Write out all of the entries that follow, word for word, but skip the pictures.

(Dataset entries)
::::::::

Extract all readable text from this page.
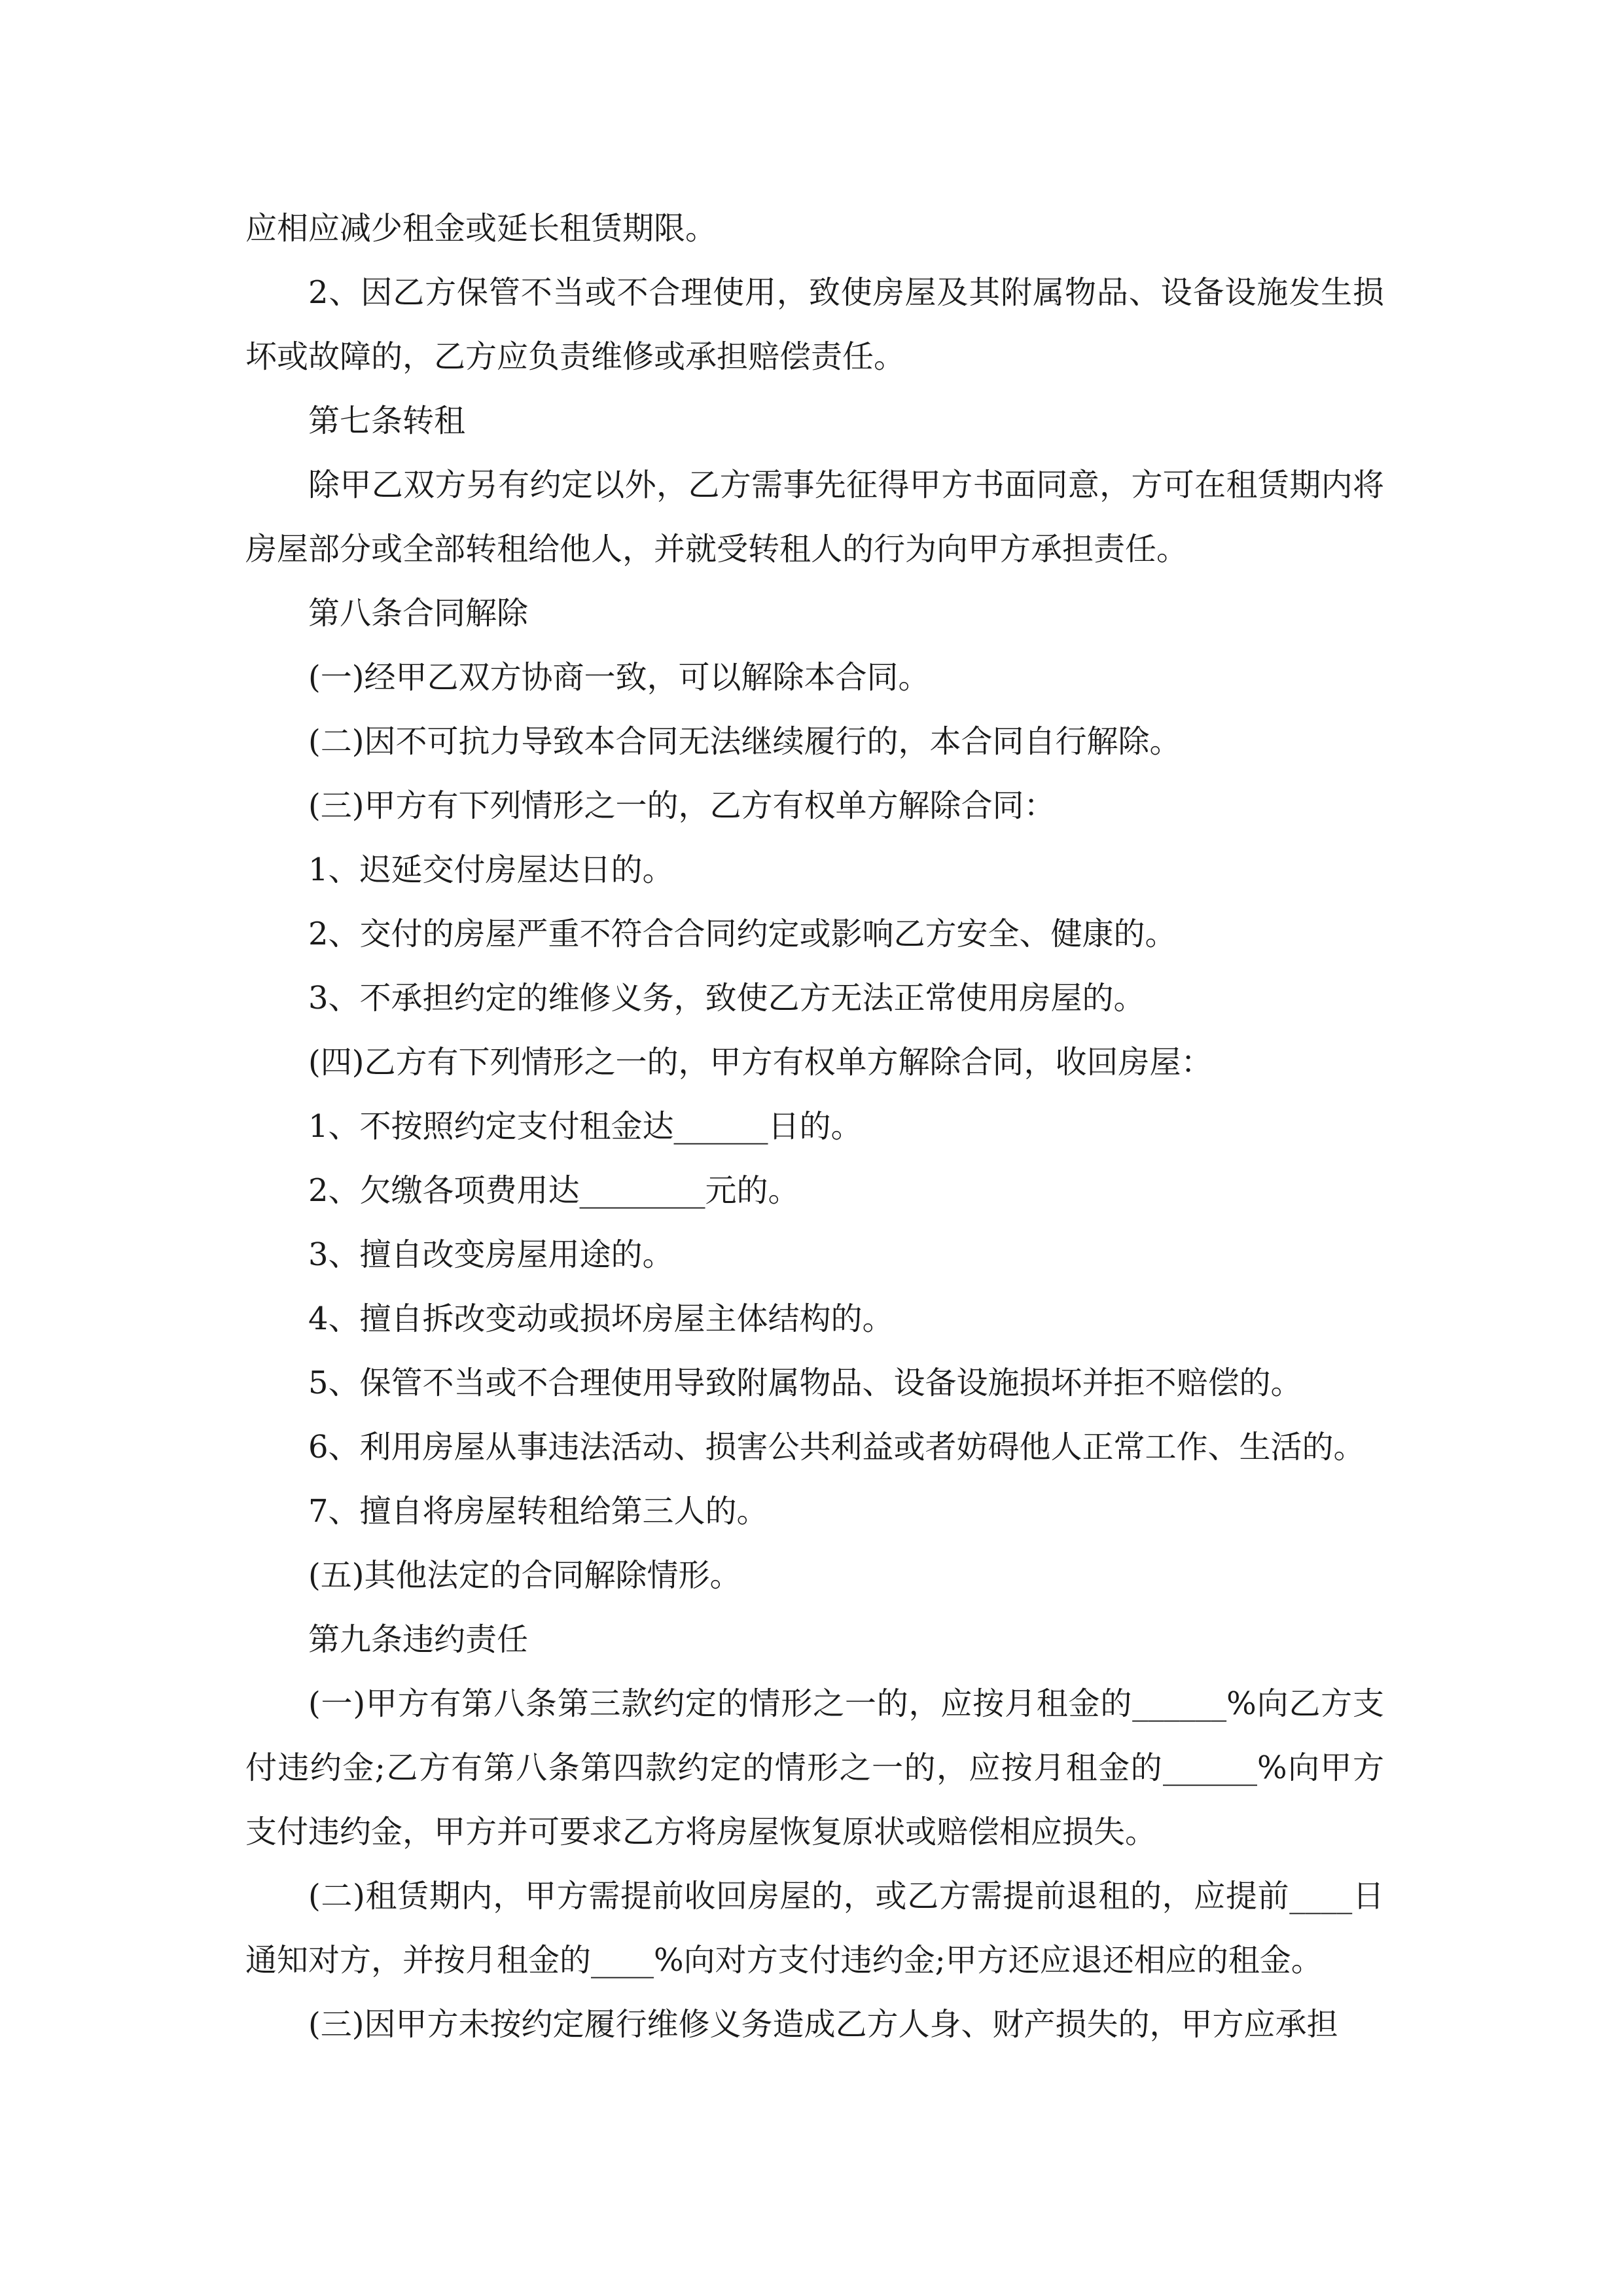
应相应减少租金或延长租赁期限。

2、因乙方保管不当或不合理使用，致使房屋及其附属物品、设备设施发生损坏或故障的，乙方应负责维修或承担赔偿责任。

第七条转租

除甲乙双方另有约定以外，乙方需事先征得甲方书面同意，方可在租赁期内将房屋部分或全部转租给他人，并就受转租人的行为向甲方承担责任。

第八条合同解除

(一)经甲乙双方协商一致，可以解除本合同。

(二)因不可抗力导致本合同无法继续履行的，本合同自行解除。

(三)甲方有下列情形之一的，乙方有权单方解除合同：

1、迟延交付房屋达日的。

2、交付的房屋严重不符合合同约定或影响乙方安全、健康的。

3、不承担约定的维修义务，致使乙方无法正常使用房屋的。

(四)乙方有下列情形之一的，甲方有权单方解除合同，收回房屋：

1、不按照约定支付租金达______日的。

2、欠缴各项费用达________元的。

3、擅自改变房屋用途的。

4、擅自拆改变动或损坏房屋主体结构的。

5、保管不当或不合理使用导致附属物品、设备设施损坏并拒不赔偿的。

6、利用房屋从事违法活动、损害公共利益或者妨碍他人正常工作、生活的。

7、擅自将房屋转租给第三人的。

(五)其他法定的合同解除情形。

第九条违约责任

(一)甲方有第八条第三款约定的情形之一的，应按月租金的______%向乙方支付违约金;乙方有第八条第四款约定的情形之一的，应按月租金的______%向甲方支付违约金，甲方并可要求乙方将房屋恢复原状或赔偿相应损失。

(二)租赁期内，甲方需提前收回房屋的，或乙方需提前退租的，应提前____日通知对方，并按月租金的____%向对方支付违约金;甲方还应退还相应的租金。

(三)因甲方未按约定履行维修义务造成乙方人身、财产损失的，甲方应承担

::::::::

*ANSWER TO THIS EXERCISE*:
Extract all readable text from this page.
应相应减少租金或延长租赁期限。

2、因乙方保管不当或不合理使用，致使房屋及其附属物品、设备设施发生损坏或故障的，乙方应负责维修或承担赔偿责任。

第七条转租

除甲乙双方另有约定以外，乙方需事先征得甲方书面同意，方可在租赁期内将房屋部分或全部转租给他人，并就受转租人的行为向甲方承担责任。

第八条合同解除

(一)经甲乙双方协商一致，可以解除本合同。

(二)因不可抗力导致本合同无法继续履行的，本合同自行解除。

(三)甲方有下列情形之一的，乙方有权单方解除合同：

1、迟延交付房屋达日的。

2、交付的房屋严重不符合合同约定或影响乙方安全、健康的。

3、不承担约定的维修义务，致使乙方无法正常使用房屋的。

(四)乙方有下列情形之一的，甲方有权单方解除合同，收回房屋：

1、不按照约定支付租金达______日的。

2、欠缴各项费用达________元的。

3、擅自改变房屋用途的。

4、擅自拆改变动或损坏房屋主体结构的。

5、保管不当或不合理使用导致附属物品、设备设施损坏并拒不赔偿的。

6、利用房屋从事违法活动、损害公共利益或者妨碍他人正常工作、生活的。

7、擅自将房屋转租给第三人的。

(五)其他法定的合同解除情形。

第九条违约责任

(一)甲方有第八条第三款约定的情形之一的，应按月租金的______%向乙方支付违约金;乙方有第八条第四款约定的情形之一的，应按月租金的______%向甲方支付违约金，甲方并可要求乙方将房屋恢复原状或赔偿相应损失。

(二)租赁期内，甲方需提前收回房屋的，或乙方需提前退租的，应提前____日通知对方，并按月租金的____%向对方支付违约金;甲方还应退还相应的租金。

(三)因甲方未按约定履行维修义务造成乙方人身、财产损失的，甲方应承担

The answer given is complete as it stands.